**Texte source:**
◇ ◇ ◇ ◇

En déplaçant le centre de gravité de la positivation des droits de la loi à  la constitution, le légicentrisme cède la place à  un « constitutionnalo-centrisme ». Celui-ci va de pair avec une méfiance accrue envers le législateur. La représentation libérale de la loi « expression de la volonté générale » se heurte progressivement aux faits que le législateur peut être liberticide et que, rattrapées par un degré inattendu de vice des hommes ou par le fait majoritaire, les modalités classiques de la séparation des pouvoirs ne garantissent plus la liberté. Si l’on souhaite garder celle-ci pour horizon politique, il devient alors nécessaire de réinventer les moyens juridiques pour l’atteindre.

◇ ◇ ◇ ◇

**Vos consignes:** Poursuivez, s'il vous plaît, le texte sur le déclin du légicentrisme à partir de sa dernière phrase. Les items n'ont aucun rôle dans ce travail.

◇ ◇ ◇ ◇

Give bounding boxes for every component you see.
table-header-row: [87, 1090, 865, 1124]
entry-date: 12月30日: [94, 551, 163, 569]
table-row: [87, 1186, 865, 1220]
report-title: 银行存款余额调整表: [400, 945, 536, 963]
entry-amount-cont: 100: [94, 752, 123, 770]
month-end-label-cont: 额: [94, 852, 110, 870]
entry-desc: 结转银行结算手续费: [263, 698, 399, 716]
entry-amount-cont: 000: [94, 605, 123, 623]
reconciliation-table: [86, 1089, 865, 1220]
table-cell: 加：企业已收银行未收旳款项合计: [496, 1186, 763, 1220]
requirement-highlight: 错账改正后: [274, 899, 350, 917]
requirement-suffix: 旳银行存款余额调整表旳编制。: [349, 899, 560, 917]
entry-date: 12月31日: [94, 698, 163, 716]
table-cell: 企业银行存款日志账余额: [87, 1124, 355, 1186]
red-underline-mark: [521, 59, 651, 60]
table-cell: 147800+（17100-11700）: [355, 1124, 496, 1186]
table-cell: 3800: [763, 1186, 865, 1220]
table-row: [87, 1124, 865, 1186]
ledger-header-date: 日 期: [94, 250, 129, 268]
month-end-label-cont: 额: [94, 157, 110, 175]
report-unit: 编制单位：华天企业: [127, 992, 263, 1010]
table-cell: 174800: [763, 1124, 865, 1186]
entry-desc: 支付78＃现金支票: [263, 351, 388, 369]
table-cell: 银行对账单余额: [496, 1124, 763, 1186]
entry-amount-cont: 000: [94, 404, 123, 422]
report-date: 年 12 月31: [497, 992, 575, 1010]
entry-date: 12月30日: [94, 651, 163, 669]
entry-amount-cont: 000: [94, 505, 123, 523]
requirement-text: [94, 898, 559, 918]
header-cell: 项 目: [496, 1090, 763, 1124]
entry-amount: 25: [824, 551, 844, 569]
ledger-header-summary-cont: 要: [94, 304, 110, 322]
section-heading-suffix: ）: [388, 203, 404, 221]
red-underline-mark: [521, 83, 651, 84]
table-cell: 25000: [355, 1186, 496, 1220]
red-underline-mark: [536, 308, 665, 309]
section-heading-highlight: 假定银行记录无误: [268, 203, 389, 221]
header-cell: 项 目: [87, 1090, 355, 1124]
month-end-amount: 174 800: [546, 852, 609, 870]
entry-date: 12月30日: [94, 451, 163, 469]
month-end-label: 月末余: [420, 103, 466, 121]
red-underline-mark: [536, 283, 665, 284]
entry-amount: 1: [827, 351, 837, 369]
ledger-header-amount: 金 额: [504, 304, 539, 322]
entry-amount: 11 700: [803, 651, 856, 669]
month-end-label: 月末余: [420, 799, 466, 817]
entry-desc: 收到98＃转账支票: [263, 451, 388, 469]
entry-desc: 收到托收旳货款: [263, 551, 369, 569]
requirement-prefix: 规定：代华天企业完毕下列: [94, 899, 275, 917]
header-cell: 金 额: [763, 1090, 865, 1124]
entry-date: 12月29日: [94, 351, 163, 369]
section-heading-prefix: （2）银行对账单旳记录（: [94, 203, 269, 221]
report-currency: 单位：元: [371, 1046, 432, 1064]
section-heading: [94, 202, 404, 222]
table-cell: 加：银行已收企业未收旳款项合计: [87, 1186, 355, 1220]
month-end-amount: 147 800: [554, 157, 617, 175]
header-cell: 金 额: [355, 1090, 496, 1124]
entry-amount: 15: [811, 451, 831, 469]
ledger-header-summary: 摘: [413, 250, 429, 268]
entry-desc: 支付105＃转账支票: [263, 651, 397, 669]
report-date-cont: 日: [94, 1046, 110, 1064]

◇ ◇ ◇ ◇

**Résultat:**
3. La diffusion des droits et libertés par un contrôle juridictionnel de constitutionnalité

Ce nouveau modèle se caractérise, en troisième lieu, par le développement de décisions présentées comme juridictionnelles et fondées sur les droits et libertés constitutionnelles. Ces décisions ont vocation à  s’imposer à  l’ensemble des pouvoirs constitués, si ce n’est, dans quelques cas, au pouvoir constituant lui-même. S’engagent ainsi, comme l’exprime éloquemment P. Comanducci, « un processus au terme duquel le droit est » de part en part « ‘imprégné’, ‘saturé’ ou ‘imbibé’ par la constitution » et, en l’occurrence, par les droits et libertés que celle-ci proclame. Les normes constitutionnelles deviennent « invasives » ; elles conditionnent « la législation, la jurisprudence, la doctrine et le comportement des acteurs politiques ». Une telle diffusion constitue, au regard de la modélisation que propose R. Guastini du phénomène de constitutionnalisation, son degré ultime. Elle se caractérise par une « surinterprétation » de la constitution, au sens, d’une part, où cette dernière détermine à  la fois l’interprétation des lois, les orientations des débats politiques et les relations entre les particuliers et, d’autre part, où les normes constitutionnelles ne se réduisent plus à  être l’expression d’énoncés explicites des textes constitutionnels. Elles peuvent également être enrichies par les interprètes, de principes, de droits ou de libertés, que les textes constitutionnels n’énoncent pas expressément mais qui leur sont réputés implicites.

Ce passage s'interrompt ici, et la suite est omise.